Task data:

┄┄┄┄┄┄┄┄┄┄┄┄┄┄┄┄┄┄┄┄

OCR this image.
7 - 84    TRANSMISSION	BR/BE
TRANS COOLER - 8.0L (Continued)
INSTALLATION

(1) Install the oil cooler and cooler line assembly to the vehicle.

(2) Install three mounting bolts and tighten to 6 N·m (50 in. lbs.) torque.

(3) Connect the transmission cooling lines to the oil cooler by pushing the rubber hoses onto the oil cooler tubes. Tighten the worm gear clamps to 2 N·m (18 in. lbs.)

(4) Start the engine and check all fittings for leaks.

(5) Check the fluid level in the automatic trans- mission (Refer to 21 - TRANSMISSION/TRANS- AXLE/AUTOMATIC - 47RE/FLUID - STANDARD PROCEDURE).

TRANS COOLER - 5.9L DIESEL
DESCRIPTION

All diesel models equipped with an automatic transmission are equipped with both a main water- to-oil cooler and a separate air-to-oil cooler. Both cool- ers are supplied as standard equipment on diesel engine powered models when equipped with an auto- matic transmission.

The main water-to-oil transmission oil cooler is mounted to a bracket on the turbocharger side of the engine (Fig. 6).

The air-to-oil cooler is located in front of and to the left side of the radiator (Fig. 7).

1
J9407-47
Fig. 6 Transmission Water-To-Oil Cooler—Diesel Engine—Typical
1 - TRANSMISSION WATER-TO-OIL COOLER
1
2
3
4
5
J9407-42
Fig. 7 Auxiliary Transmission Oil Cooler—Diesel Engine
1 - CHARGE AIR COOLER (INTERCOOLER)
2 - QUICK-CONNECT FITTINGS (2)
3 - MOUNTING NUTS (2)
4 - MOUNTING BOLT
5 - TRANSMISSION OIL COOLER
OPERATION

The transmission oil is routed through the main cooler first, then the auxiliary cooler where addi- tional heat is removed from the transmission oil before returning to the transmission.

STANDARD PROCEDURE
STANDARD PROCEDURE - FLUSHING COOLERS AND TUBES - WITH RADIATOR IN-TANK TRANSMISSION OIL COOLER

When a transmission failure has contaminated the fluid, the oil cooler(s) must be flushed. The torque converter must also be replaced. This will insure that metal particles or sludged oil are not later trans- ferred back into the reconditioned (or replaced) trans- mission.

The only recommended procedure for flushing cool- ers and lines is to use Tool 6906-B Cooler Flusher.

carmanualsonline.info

┄┄┄┄┄┄┄┄┄┄┄┄┄┄┄┄┄┄┄┄

Task requirements: Restate the data above word for word.

Result:
OCR this image.
7 - 84    TRANSMISSION	BR/BE
TRANS COOLER - 8.0L (Continued)
INSTALLATION

(1) Install the oil cooler and cooler line assembly to the vehicle.

(2) Install three mounting bolts and tighten to 6 N·m (50 in. lbs.) torque.

(3) Connect the transmission cooling lines to the oil cooler by pushing the rubber hoses onto the oil cooler tubes. Tighten the worm gear clamps to 2 N·m (18 in. lbs.)

(4) Start the engine and check all fittings for leaks.

(5) Check the fluid level in the automatic trans- mission (Refer to 21 - TRANSMISSION/TRANS- AXLE/AUTOMATIC - 47RE/FLUID - STANDARD PROCEDURE).

TRANS COOLER - 5.9L DIESEL
DESCRIPTION

All diesel models equipped with an automatic transmission are equipped with both a main water- to-oil cooler and a separate air-to-oil cooler. Both cool- ers are supplied as standard equipment on diesel engine powered models when equipped with an auto- matic transmission.

The main water-to-oil transmission oil cooler is mounted to a bracket on the turbocharger side of the engine (Fig. 6).

The air-to-oil cooler is located in front of and to the left side of the radiator (Fig. 7).

1
J9407-47
Fig. 6 Transmission Water-To-Oil Cooler—Diesel Engine—Typical
1 - TRANSMISSION WATER-TO-OIL COOLER
1
2
3
4
5
J9407-42
Fig. 7 Auxiliary Transmission Oil Cooler—Diesel Engine
1 - CHARGE AIR COOLER (INTERCOOLER)
2 - QUICK-CONNECT FITTINGS (2)
3 - MOUNTING NUTS (2)
4 - MOUNTING BOLT
5 - TRANSMISSION OIL COOLER
OPERATION

The transmission oil is routed through the main cooler first, then the auxiliary cooler where addi- tional heat is removed from the transmission oil before returning to the transmission.

STANDARD PROCEDURE
STANDARD PROCEDURE - FLUSHING COOLERS AND TUBES - WITH RADIATOR IN-TANK TRANSMISSION OIL COOLER

When a transmission failure has contaminated the fluid, the oil cooler(s) must be flushed. The torque converter must also be replaced. This will insure that metal particles or sludged oil are not later trans- ferred back into the reconditioned (or replaced) trans- mission.

The only recommended procedure for flushing cool- ers and lines is to use Tool 6906-B Cooler Flusher.

carmanualsonline.info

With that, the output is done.